GOAL - Print out each record below, unaltered and complete, without its images.

══════

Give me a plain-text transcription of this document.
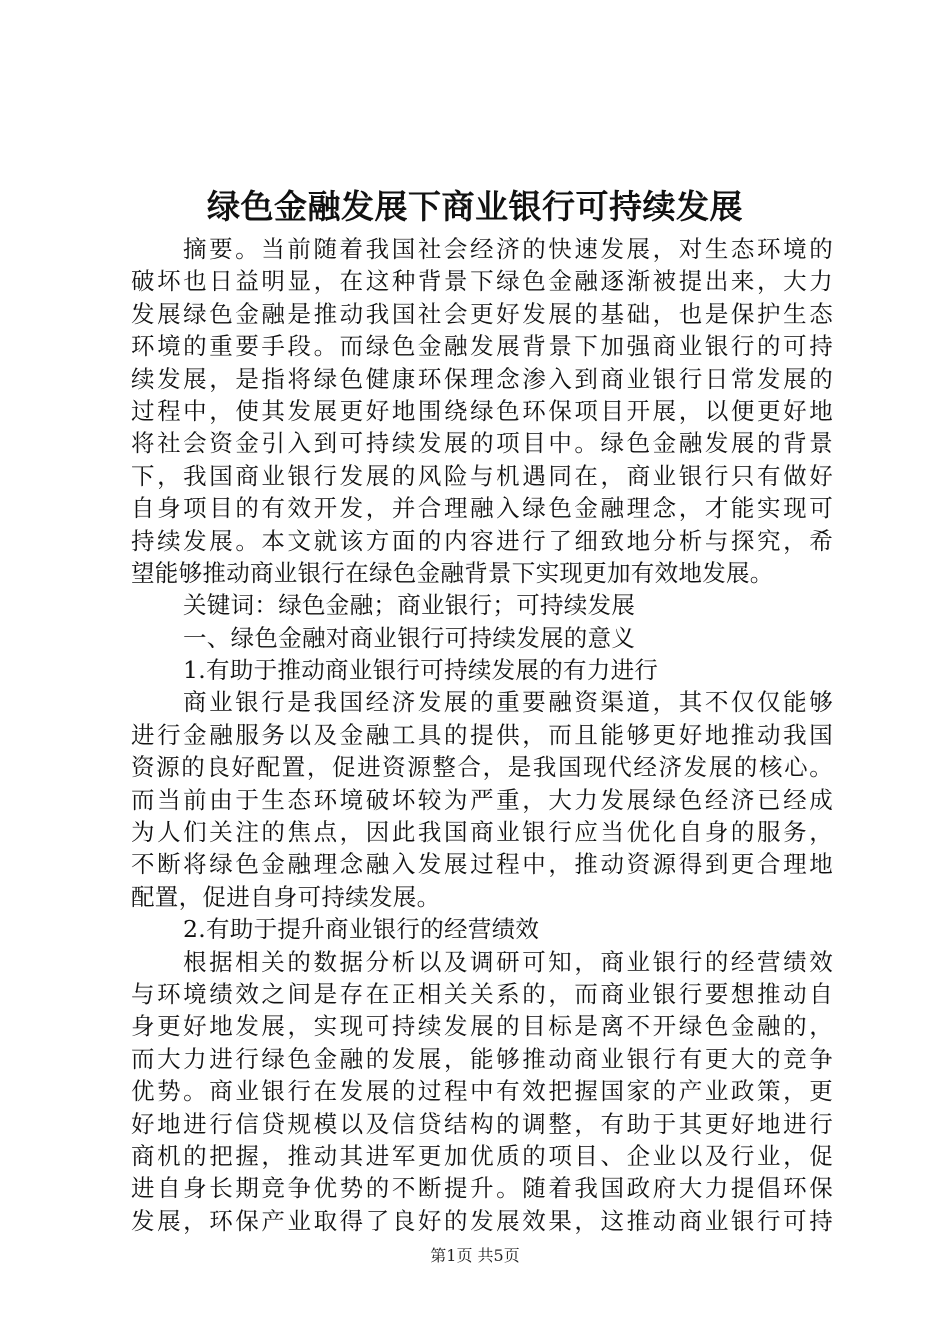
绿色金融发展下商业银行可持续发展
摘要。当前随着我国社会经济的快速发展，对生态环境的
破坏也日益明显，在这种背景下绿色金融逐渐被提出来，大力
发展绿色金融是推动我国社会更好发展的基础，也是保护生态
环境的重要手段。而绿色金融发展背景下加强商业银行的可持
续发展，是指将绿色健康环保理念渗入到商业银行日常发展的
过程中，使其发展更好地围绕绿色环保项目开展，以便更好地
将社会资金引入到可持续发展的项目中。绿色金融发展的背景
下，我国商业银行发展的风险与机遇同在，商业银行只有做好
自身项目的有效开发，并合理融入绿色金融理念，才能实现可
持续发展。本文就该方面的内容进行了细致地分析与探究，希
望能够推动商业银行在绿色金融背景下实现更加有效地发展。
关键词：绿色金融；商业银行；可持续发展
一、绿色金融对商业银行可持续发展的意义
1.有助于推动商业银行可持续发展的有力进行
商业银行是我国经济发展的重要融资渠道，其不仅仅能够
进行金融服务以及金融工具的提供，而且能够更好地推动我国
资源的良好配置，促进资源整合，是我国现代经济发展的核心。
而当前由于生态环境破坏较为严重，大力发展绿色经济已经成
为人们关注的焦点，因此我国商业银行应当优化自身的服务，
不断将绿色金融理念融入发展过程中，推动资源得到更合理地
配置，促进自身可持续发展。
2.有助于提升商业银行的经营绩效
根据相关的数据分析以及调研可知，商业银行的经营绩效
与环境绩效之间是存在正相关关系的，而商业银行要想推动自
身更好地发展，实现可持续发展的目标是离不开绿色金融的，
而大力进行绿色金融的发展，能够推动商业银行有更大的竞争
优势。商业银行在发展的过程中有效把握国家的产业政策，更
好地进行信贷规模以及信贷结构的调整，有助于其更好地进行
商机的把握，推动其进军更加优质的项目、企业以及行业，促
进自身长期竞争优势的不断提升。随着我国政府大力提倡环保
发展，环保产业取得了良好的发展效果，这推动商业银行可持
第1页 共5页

══════

SOLUTION TO THIS PROBLEM -
Give me a plain-text transcription of this document.
绿色金融发展下商业银行可持续发展
摘要。当前随着我国社会经济的快速发展，对生态环境的
破坏也日益明显，在这种背景下绿色金融逐渐被提出来，大力
发展绿色金融是推动我国社会更好发展的基础，也是保护生态
环境的重要手段。而绿色金融发展背景下加强商业银行的可持
续发展，是指将绿色健康环保理念渗入到商业银行日常发展的
过程中，使其发展更好地围绕绿色环保项目开展，以便更好地
将社会资金引入到可持续发展的项目中。绿色金融发展的背景
下，我国商业银行发展的风险与机遇同在，商业银行只有做好
自身项目的有效开发，并合理融入绿色金融理念，才能实现可
持续发展。本文就该方面的内容进行了细致地分析与探究，希
望能够推动商业银行在绿色金融背景下实现更加有效地发展。
关键词：绿色金融；商业银行；可持续发展
一、绿色金融对商业银行可持续发展的意义
1.有助于推动商业银行可持续发展的有力进行
商业银行是我国经济发展的重要融资渠道，其不仅仅能够
进行金融服务以及金融工具的提供，而且能够更好地推动我国
资源的良好配置，促进资源整合，是我国现代经济发展的核心。
而当前由于生态环境破坏较为严重，大力发展绿色经济已经成
为人们关注的焦点，因此我国商业银行应当优化自身的服务，
不断将绿色金融理念融入发展过程中，推动资源得到更合理地
配置，促进自身可持续发展。
2.有助于提升商业银行的经营绩效
根据相关的数据分析以及调研可知，商业银行的经营绩效
与环境绩效之间是存在正相关关系的，而商业银行要想推动自
身更好地发展，实现可持续发展的目标是离不开绿色金融的，
而大力进行绿色金融的发展，能够推动商业银行有更大的竞争
优势。商业银行在发展的过程中有效把握国家的产业政策，更
好地进行信贷规模以及信贷结构的调整，有助于其更好地进行
商机的把握，推动其进军更加优质的项目、企业以及行业，促
进自身长期竞争优势的不断提升。随着我国政府大力提倡环保
发展，环保产业取得了良好的发展效果，这推动商业银行可持
第1页 共5页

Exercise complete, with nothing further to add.